→ **Goal of the exercise**
Reproduce all records exactly.

→ **Dataset excerpts**
* * *
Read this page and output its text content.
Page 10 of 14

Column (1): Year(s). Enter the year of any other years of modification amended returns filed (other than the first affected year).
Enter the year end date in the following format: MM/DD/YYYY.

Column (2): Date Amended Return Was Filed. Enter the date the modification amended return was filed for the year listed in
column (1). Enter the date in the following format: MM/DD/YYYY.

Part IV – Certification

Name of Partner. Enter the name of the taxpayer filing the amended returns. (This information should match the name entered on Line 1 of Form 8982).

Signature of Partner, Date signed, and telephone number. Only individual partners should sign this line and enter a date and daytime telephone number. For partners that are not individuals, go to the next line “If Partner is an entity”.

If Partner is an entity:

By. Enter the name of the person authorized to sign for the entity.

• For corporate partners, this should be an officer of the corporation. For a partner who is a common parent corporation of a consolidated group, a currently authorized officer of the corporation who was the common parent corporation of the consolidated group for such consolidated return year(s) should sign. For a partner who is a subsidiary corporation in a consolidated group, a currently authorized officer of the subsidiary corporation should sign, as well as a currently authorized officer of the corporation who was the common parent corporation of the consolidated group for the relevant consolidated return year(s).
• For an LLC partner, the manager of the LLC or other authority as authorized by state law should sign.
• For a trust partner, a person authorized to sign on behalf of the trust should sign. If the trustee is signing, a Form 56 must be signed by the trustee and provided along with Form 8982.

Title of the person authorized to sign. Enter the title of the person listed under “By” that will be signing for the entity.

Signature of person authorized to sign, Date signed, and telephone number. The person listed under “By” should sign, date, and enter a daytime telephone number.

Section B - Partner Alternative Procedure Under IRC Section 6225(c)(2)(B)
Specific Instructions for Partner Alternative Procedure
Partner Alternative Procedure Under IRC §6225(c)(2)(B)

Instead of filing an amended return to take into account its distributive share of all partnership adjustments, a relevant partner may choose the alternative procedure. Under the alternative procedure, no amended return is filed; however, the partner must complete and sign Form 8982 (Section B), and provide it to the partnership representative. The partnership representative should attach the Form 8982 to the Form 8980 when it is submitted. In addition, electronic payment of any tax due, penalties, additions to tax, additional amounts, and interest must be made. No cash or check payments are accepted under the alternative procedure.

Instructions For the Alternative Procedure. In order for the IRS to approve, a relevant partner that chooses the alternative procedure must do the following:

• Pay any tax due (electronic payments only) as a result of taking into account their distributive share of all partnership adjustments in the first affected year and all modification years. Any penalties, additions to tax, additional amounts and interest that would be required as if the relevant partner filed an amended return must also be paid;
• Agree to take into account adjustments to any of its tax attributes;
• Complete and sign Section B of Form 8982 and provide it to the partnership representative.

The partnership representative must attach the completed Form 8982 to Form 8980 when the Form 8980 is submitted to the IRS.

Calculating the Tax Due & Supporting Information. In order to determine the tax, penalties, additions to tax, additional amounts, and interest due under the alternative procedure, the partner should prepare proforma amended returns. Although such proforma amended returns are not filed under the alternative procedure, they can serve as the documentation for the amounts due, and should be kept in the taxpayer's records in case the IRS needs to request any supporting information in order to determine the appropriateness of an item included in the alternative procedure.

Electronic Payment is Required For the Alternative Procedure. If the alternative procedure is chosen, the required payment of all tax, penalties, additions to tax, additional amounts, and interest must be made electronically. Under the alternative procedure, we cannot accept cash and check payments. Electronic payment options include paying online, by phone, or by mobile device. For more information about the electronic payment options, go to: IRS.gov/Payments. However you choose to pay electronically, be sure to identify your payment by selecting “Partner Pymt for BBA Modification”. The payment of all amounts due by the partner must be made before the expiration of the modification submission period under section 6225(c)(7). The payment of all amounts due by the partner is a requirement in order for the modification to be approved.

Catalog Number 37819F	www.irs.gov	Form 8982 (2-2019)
* * *
→ **The output**
Read this page and output its text content.
Page 10 of 14

Column (1): Year(s). Enter the year of any other years of modification amended returns filed (other than the first affected year).
Enter the year end date in the following format: MM/DD/YYYY.

Column (2): Date Amended Return Was Filed. Enter the date the modification amended return was filed for the year listed in
column (1). Enter the date in the following format: MM/DD/YYYY.

Part IV – Certification

Name of Partner. Enter the name of the taxpayer filing the amended returns. (This information should match the name entered on Line 1 of Form 8982).

Signature of Partner, Date signed, and telephone number. Only individual partners should sign this line and enter a date and daytime telephone number. For partners that are not individuals, go to the next line “If Partner is an entity”.

If Partner is an entity:

By. Enter the name of the person authorized to sign for the entity.

• For corporate partners, this should be an officer of the corporation. For a partner who is a common parent corporation of a consolidated group, a currently authorized officer of the corporation who was the common parent corporation of the consolidated group for such consolidated return year(s) should sign. For a partner who is a subsidiary corporation in a consolidated group, a currently authorized officer of the subsidiary corporation should sign, as well as a currently authorized officer of the corporation who was the common parent corporation of the consolidated group for the relevant consolidated return year(s).
• For an LLC partner, the manager of the LLC or other authority as authorized by state law should sign.
• For a trust partner, a person authorized to sign on behalf of the trust should sign. If the trustee is signing, a Form 56 must be signed by the trustee and provided along with Form 8982.

Title of the person authorized to sign. Enter the title of the person listed under “By” that will be signing for the entity.

Signature of person authorized to sign, Date signed, and telephone number. The person listed under “By” should sign, date, and enter a daytime telephone number.

Section B - Partner Alternative Procedure Under IRC Section 6225(c)(2)(B)
Specific Instructions for Partner Alternative Procedure
Partner Alternative Procedure Under IRC §6225(c)(2)(B)

Instead of filing an amended return to take into account its distributive share of all partnership adjustments, a relevant partner may choose the alternative procedure. Under the alternative procedure, no amended return is filed; however, the partner must complete and sign Form 8982 (Section B), and provide it to the partnership representative. The partnership representative should attach the Form 8982 to the Form 8980 when it is submitted. In addition, electronic payment of any tax due, penalties, additions to tax, additional amounts, and interest must be made. No cash or check payments are accepted under the alternative procedure.

Instructions For the Alternative Procedure. In order for the IRS to approve, a relevant partner that chooses the alternative procedure must do the following:

• Pay any tax due (electronic payments only) as a result of taking into account their distributive share of all partnership adjustments in the first affected year and all modification years. Any penalties, additions to tax, additional amounts and interest that would be required as if the relevant partner filed an amended return must also be paid;
• Agree to take into account adjustments to any of its tax attributes;
• Complete and sign Section B of Form 8982 and provide it to the partnership representative.

The partnership representative must attach the completed Form 8982 to Form 8980 when the Form 8980 is submitted to the IRS.

Calculating the Tax Due & Supporting Information. In order to determine the tax, penalties, additions to tax, additional amounts, and interest due under the alternative procedure, the partner should prepare proforma amended returns. Although such proforma amended returns are not filed under the alternative procedure, they can serve as the documentation for the amounts due, and should be kept in the taxpayer's records in case the IRS needs to request any supporting information in order to determine the appropriateness of an item included in the alternative procedure.

Electronic Payment is Required For the Alternative Procedure. If the alternative procedure is chosen, the required payment of all tax, penalties, additions to tax, additional amounts, and interest must be made electronically. Under the alternative procedure, we cannot accept cash and check payments. Electronic payment options include paying online, by phone, or by mobile device. For more information about the electronic payment options, go to: IRS.gov/Payments. However you choose to pay electronically, be sure to identify your payment by selecting “Partner Pymt for BBA Modification”. The payment of all amounts due by the partner must be made before the expiration of the modification submission period under section 6225(c)(7). The payment of all amounts due by the partner is a requirement in order for the modification to be approved.

Catalog Number 37819F	www.irs.gov	Form 8982 (2-2019)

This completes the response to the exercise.